DIRECTIVE: The records below are to be repeated in full, exactly as they are.

━━━ DATA SUPPLIED ━━━

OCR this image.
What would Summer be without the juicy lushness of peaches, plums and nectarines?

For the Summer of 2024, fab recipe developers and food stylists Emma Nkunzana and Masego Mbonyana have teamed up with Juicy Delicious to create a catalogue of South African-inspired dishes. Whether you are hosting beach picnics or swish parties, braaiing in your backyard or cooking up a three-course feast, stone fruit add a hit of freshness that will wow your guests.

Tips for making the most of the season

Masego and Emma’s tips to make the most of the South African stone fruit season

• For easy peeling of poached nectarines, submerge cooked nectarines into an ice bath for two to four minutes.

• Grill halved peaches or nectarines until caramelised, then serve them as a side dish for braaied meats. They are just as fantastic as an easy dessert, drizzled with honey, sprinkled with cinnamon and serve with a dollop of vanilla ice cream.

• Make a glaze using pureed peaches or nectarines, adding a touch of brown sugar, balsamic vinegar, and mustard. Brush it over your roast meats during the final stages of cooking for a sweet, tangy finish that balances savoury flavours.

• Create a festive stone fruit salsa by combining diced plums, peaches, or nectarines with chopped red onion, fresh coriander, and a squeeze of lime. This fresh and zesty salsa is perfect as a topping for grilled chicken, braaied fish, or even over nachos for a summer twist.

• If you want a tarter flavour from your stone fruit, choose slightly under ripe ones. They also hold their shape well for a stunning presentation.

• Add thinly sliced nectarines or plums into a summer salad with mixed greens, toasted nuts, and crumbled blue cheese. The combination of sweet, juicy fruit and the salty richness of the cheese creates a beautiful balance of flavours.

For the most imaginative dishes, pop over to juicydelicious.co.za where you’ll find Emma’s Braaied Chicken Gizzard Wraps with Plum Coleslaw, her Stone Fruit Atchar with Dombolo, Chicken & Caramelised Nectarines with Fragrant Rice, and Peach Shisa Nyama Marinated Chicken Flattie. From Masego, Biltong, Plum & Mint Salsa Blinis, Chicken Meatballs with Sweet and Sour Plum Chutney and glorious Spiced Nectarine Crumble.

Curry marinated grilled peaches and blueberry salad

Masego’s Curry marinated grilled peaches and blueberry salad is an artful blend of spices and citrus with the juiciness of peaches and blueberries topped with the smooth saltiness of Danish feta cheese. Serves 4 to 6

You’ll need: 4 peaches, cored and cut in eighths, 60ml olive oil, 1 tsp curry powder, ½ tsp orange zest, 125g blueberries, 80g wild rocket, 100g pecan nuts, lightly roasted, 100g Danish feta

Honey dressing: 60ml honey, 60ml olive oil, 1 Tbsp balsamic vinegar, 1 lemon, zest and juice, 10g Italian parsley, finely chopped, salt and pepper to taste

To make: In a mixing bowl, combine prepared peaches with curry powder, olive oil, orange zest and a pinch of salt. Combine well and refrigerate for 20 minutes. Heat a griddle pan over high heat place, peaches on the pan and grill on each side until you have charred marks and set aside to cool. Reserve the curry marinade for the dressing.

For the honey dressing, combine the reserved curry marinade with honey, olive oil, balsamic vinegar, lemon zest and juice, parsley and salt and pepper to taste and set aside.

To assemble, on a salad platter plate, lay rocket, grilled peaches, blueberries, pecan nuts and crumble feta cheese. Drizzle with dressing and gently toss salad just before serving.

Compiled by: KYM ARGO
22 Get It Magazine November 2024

━━━

THE COMPLETED TASK:
OCR this image.
What would Summer be without the juicy lushness of peaches, plums and nectarines?

For the Summer of 2024, fab recipe developers and food stylists Emma Nkunzana and Masego Mbonyana have teamed up with Juicy Delicious to create a catalogue of South African-inspired dishes. Whether you are hosting beach picnics or swish parties, braaiing in your backyard or cooking up a three-course feast, stone fruit add a hit of freshness that will wow your guests.

Tips for making the most of the season

Masego and Emma’s tips to make the most of the South African stone fruit season

• For easy peeling of poached nectarines, submerge cooked nectarines into an ice bath for two to four minutes.

• Grill halved peaches or nectarines until caramelised, then serve them as a side dish for braaied meats. They are just as fantastic as an easy dessert, drizzled with honey, sprinkled with cinnamon and serve with a dollop of vanilla ice cream.

• Make a glaze using pureed peaches or nectarines, adding a touch of brown sugar, balsamic vinegar, and mustard. Brush it over your roast meats during the final stages of cooking for a sweet, tangy finish that balances savoury flavours.

• Create a festive stone fruit salsa by combining diced plums, peaches, or nectarines with chopped red onion, fresh coriander, and a squeeze of lime. This fresh and zesty salsa is perfect as a topping for grilled chicken, braaied fish, or even over nachos for a summer twist.

• If you want a tarter flavour from your stone fruit, choose slightly under ripe ones. They also hold their shape well for a stunning presentation.

• Add thinly sliced nectarines or plums into a summer salad with mixed greens, toasted nuts, and crumbled blue cheese. The combination of sweet, juicy fruit and the salty richness of the cheese creates a beautiful balance of flavours.

For the most imaginative dishes, pop over to juicydelicious.co.za where you’ll find Emma’s Braaied Chicken Gizzard Wraps with Plum Coleslaw, her Stone Fruit Atchar with Dombolo, Chicken & Caramelised Nectarines with Fragrant Rice, and Peach Shisa Nyama Marinated Chicken Flattie. From Masego, Biltong, Plum & Mint Salsa Blinis, Chicken Meatballs with Sweet and Sour Plum Chutney and glorious Spiced Nectarine Crumble.

Curry marinated grilled peaches and blueberry salad

Masego’s Curry marinated grilled peaches and blueberry salad is an artful blend of spices and citrus with the juiciness of peaches and blueberries topped with the smooth saltiness of Danish feta cheese. Serves 4 to 6

You’ll need: 4 peaches, cored and cut in eighths, 60ml olive oil, 1 tsp curry powder, ½ tsp orange zest, 125g blueberries, 80g wild rocket, 100g pecan nuts, lightly roasted, 100g Danish feta

Honey dressing: 60ml honey, 60ml olive oil, 1 Tbsp balsamic vinegar, 1 lemon, zest and juice, 10g Italian parsley, finely chopped, salt and pepper to taste

To make: In a mixing bowl, combine prepared peaches with curry powder, olive oil, orange zest and a pinch of salt. Combine well and refrigerate for 20 minutes. Heat a griddle pan over high heat place, peaches on the pan and grill on each side until you have charred marks and set aside to cool. Reserve the curry marinade for the dressing.

For the honey dressing, combine the reserved curry marinade with honey, olive oil, balsamic vinegar, lemon zest and juice, parsley and salt and pepper to taste and set aside.

To assemble, on a salad platter plate, lay rocket, grilled peaches, blueberries, pecan nuts and crumble feta cheese. Drizzle with dressing and gently toss salad just before serving.

Compiled by: KYM ARGO
22 Get It Magazine November 2024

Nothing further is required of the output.